====== 課題文 ======
憲法38条は、国民に対し黙秘権を保障し、国民は刑事において自己に不利益な供述を強要されない権利を有する。医師法21条は、必然的に供述を強制することにつながる。このような検案医師の不利益は、行政届出の義務という理由や、医師の社会的責務、公益の必要性によって排斥されるものではない。したがって、医師法21条は黙秘権を保障した憲法38条に反して違憲である。
たしかに、病院に運び込まれた他殺死体を検案するような、黙秘権が問題にならないケースがあるとしても、主治医として診療した患者が死亡した場合に医師法21条を適用することは、検案医師の黙秘権を侵害することになり、憲法38条に反し違憲と言える。
まとめ
以上、医師法21条は憲法31条及び38条に反して違憲無効である。仮に有効であるとしても、被告人の行為は医師法21条の構成要件に該当せず、かつ、犯罪の成立を阻却する事由があるから、医師法21条違反の点についても被告人は無罪である。
■第11 総括
本件起訴が、産科だけでなく、わが国の医療界全体に大きな衝撃を与えたことは公知の事実である。産科医は減少し、病院の産科の閉鎖、産科診療所の閉鎖は後を絶たず、お産難民という言葉さえ生まれている。
産科だけではない。危険な手術を行う外科医療の分野では萎縮医療の弊害が叫ばれ、その悪影響は救急医療にまで及んでいる。
医師会をはじめ、医学会、医会、全国医学部長・病院長会議等100に近い団体が本件事件に抗議する声明を出している。医師の業務上過失致死事件について、多数の抗議声明が出されたことは、わが国の刑事裁判史上かつてないことである。
======
* _資料への設問_:
1. 医師法21条に関する文章によると、本件事件に抗議する声明を出した団体はおよそいくつか?
2. 医師法21条に関する文章の「たしかに、病院に運び込まれた」から「判史上かつてないことである。」までを、両端の語句も含めて書き写してください。
3. 医師法21条に関する文章では、同条が仮に有効であっても、被告人が同条違反の点について無罪とされるのはなぜか?1〜3文で説明してください。
====== 元データ ======
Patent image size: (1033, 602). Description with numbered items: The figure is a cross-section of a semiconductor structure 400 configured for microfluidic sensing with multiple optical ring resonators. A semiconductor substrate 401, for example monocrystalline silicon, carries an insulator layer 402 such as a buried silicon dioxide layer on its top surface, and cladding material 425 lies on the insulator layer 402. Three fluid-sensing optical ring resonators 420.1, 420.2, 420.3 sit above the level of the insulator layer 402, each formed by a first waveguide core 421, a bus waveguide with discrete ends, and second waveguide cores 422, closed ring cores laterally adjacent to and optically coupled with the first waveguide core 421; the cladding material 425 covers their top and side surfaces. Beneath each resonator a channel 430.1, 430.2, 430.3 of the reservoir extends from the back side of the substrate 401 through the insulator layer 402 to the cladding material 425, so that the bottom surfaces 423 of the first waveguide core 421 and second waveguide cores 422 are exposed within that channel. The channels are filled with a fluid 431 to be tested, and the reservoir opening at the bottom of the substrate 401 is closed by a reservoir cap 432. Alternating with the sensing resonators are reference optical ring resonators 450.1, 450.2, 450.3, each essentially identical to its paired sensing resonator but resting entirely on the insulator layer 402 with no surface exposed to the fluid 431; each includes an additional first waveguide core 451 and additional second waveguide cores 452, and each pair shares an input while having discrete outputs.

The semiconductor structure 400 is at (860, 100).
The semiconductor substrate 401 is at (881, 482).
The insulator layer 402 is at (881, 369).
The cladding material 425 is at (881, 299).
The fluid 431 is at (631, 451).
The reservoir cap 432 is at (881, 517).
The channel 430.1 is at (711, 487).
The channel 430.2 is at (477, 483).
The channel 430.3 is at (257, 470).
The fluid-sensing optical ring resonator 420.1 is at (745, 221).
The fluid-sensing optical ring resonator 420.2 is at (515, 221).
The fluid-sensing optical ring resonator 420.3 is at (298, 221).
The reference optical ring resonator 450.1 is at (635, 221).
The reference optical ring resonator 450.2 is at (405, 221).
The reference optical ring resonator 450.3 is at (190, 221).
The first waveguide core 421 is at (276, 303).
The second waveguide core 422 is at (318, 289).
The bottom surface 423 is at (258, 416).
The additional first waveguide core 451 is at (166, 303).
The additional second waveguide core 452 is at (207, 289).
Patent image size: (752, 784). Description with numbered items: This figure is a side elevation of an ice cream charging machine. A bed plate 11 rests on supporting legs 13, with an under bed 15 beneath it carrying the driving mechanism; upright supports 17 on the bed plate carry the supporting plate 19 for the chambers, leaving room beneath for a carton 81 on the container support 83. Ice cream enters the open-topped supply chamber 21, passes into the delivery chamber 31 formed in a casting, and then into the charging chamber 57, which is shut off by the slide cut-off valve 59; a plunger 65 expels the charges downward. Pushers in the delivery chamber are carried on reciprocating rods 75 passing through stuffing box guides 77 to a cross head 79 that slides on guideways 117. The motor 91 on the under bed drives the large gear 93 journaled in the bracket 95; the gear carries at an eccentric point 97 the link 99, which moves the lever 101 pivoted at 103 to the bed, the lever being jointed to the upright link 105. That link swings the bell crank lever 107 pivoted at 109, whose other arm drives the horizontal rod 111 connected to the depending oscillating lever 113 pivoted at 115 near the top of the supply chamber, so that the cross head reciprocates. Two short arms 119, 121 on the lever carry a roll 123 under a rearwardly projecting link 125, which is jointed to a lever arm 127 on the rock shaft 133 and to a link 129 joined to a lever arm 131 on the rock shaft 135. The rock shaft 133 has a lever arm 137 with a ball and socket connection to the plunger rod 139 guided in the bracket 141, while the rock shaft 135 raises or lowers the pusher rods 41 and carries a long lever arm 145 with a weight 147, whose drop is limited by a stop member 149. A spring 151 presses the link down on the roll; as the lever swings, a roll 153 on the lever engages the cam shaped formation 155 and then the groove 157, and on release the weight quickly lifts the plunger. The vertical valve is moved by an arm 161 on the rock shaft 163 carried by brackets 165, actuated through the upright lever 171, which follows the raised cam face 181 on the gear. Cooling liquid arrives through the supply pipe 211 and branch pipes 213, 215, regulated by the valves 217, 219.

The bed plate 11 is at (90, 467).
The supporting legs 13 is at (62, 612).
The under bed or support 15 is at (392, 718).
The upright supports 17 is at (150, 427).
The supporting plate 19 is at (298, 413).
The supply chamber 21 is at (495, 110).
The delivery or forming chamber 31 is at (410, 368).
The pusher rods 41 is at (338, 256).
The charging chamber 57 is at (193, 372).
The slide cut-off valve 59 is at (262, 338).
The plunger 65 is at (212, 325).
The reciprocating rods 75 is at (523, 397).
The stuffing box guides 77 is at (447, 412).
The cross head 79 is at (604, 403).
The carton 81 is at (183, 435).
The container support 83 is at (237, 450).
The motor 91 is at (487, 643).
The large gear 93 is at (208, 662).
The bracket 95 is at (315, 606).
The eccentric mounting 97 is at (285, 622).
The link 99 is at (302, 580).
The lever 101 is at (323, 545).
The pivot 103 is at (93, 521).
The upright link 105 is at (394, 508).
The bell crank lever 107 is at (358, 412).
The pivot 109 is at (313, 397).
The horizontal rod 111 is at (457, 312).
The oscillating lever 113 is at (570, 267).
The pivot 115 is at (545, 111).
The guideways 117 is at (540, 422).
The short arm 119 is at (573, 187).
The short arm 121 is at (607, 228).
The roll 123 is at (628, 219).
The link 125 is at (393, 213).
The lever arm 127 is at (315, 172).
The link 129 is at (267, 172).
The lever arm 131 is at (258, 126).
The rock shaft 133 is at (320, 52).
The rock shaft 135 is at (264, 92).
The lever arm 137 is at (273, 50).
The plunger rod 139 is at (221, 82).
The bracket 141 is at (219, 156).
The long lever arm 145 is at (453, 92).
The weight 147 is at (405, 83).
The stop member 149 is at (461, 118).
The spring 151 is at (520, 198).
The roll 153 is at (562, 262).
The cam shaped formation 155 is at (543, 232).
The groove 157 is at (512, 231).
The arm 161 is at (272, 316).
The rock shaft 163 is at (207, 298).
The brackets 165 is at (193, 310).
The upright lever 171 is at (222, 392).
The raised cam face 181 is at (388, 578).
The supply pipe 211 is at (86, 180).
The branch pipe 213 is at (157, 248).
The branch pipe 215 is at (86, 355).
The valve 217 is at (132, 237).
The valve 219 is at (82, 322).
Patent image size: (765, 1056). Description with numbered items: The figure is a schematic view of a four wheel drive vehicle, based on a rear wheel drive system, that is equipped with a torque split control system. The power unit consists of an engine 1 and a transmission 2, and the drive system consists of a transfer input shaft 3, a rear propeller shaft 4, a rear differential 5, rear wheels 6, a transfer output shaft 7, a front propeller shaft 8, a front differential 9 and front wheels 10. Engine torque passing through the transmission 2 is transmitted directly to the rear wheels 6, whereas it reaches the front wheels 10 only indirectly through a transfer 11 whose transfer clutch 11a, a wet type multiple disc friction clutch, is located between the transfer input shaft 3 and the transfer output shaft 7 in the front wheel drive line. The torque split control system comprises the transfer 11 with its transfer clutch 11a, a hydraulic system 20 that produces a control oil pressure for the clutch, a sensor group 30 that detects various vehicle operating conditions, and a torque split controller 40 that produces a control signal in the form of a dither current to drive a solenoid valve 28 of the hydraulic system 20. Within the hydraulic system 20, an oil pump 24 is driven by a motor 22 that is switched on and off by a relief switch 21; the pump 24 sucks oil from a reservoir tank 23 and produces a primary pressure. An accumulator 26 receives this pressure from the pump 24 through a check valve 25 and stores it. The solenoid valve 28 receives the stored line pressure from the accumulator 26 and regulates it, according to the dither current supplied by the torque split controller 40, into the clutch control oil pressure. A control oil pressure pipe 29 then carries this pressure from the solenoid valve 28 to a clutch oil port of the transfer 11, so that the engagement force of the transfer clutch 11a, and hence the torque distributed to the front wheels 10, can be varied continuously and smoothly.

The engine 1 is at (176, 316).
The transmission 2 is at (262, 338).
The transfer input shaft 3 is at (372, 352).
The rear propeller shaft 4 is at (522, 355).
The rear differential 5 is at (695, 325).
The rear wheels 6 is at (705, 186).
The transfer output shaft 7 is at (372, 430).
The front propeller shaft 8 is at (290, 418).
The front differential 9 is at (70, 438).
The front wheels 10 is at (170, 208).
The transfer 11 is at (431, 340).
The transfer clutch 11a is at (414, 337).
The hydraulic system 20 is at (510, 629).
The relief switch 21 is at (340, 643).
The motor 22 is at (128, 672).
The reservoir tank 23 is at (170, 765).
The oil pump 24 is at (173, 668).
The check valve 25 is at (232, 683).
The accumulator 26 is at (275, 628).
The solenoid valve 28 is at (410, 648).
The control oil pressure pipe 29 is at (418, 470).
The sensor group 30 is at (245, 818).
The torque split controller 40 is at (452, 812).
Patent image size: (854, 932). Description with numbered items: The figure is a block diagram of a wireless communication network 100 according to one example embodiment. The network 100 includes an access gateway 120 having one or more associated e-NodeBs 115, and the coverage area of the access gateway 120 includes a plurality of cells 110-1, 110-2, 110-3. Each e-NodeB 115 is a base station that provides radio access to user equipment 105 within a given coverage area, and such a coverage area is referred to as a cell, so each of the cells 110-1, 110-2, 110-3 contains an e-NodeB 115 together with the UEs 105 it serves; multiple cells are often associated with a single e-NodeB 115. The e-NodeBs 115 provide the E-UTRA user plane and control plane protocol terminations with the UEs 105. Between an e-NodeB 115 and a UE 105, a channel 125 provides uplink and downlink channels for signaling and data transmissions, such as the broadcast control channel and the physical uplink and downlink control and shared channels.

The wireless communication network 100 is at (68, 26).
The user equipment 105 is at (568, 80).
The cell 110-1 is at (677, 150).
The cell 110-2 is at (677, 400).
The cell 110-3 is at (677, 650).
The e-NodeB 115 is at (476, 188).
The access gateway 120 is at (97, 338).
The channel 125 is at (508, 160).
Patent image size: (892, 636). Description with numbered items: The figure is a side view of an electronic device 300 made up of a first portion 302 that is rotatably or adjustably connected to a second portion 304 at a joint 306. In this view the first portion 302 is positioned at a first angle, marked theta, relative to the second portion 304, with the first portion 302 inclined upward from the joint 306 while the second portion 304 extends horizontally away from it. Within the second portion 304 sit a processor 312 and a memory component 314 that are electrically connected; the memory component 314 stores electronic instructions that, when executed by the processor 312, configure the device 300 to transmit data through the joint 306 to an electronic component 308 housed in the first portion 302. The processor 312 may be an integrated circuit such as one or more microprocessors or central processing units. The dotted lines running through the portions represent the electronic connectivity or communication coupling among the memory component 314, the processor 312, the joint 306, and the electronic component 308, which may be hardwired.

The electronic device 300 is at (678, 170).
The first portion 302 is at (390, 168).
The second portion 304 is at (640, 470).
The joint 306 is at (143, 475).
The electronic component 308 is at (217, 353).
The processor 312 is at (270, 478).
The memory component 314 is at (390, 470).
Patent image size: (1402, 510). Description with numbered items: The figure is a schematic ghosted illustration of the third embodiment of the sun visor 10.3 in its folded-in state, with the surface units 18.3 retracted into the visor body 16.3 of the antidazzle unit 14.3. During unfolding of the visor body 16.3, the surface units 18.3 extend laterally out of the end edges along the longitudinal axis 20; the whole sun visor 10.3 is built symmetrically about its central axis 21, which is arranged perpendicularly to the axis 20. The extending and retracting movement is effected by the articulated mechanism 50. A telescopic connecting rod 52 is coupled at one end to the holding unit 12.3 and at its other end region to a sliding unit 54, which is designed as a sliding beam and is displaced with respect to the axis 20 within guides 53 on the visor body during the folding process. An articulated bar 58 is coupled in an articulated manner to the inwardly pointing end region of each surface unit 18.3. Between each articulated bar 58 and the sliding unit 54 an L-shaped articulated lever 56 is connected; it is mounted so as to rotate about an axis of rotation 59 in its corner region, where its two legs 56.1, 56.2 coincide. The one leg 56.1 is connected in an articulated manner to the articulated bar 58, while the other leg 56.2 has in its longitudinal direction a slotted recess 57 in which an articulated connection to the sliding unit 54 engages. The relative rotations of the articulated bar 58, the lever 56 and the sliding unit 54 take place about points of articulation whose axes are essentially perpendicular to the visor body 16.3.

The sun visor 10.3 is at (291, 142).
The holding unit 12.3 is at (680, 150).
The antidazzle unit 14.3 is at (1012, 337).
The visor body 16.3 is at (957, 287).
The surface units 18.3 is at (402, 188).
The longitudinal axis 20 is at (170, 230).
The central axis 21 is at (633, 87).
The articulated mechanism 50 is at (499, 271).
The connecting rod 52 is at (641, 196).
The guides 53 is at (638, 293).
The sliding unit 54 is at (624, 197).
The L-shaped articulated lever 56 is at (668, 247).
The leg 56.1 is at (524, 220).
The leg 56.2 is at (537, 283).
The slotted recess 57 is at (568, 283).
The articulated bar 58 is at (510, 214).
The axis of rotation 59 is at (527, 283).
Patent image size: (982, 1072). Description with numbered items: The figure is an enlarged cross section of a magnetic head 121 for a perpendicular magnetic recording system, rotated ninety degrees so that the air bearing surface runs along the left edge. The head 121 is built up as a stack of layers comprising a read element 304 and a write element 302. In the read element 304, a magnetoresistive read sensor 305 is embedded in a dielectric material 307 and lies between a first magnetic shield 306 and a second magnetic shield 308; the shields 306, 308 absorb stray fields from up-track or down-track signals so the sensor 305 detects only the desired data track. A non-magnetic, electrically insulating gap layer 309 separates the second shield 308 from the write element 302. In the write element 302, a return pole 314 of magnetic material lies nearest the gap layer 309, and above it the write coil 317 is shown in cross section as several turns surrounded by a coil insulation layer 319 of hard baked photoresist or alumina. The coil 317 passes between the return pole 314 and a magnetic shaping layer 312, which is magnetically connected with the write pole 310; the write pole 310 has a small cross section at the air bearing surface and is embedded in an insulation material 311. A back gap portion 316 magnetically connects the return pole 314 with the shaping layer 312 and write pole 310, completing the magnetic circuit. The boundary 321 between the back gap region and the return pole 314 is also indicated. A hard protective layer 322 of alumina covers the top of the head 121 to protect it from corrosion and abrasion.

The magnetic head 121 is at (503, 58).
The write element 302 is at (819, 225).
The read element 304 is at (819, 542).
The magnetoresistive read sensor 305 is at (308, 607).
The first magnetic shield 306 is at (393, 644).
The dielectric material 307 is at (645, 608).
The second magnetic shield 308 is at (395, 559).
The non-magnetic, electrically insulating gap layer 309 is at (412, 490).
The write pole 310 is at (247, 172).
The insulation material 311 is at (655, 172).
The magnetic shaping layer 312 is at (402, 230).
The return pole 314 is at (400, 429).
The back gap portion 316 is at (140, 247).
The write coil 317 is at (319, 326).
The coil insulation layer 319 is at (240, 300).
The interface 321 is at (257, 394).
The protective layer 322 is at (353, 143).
======
* _本演習の解答_:
1. 100に近い団体

2.
たしかに、病院に運び込まれた他殺死体を検案するような、黙秘権が問題にならないケースがあるとしても、主治医として診療した患者が死亡した場合に医師法21条を適用することは、検案医師の黙秘権を侵害することになり、憲法38条に反し違憲と言える。
まとめ
以上、医師法21条は憲法31条及び38条に反して違憲無効である。仮に有効であるとしても、被告人の行為は医師法21条の構成要件に該当せず、かつ、犯罪の成立を阻却する事由があるから、医師法21条違反の点についても被告人は無罪である。
■第11 総括
本件起訴が、産科だけでなく、わが国の医療界全体に大きな衝撃を与えたことは公知の事実である。産科医は減少し、病院の産科の閉鎖、産科診療所の閉鎖は後を絶たず、お産難民という言葉さえ生まれている。
産科だけではない。危険な手術を行う外科医療の分野では萎縮医療の弊害が叫ばれ、その悪影響は救急医療にまで及んでいる。
医師会をはじめ、医学会、医会、全国医学部長・病院長会議等100に近い団体が本件事件に抗議する声明を出している。医師の業務上過失致死事件について、多数の抗議声明が出されたことは、わが国の刑事裁判史上かつてないことである。

3. 被告人の行為が医師法21条の構成要件に該当しないためである。さらに、犯罪の成立を阻却する事由もあるからである。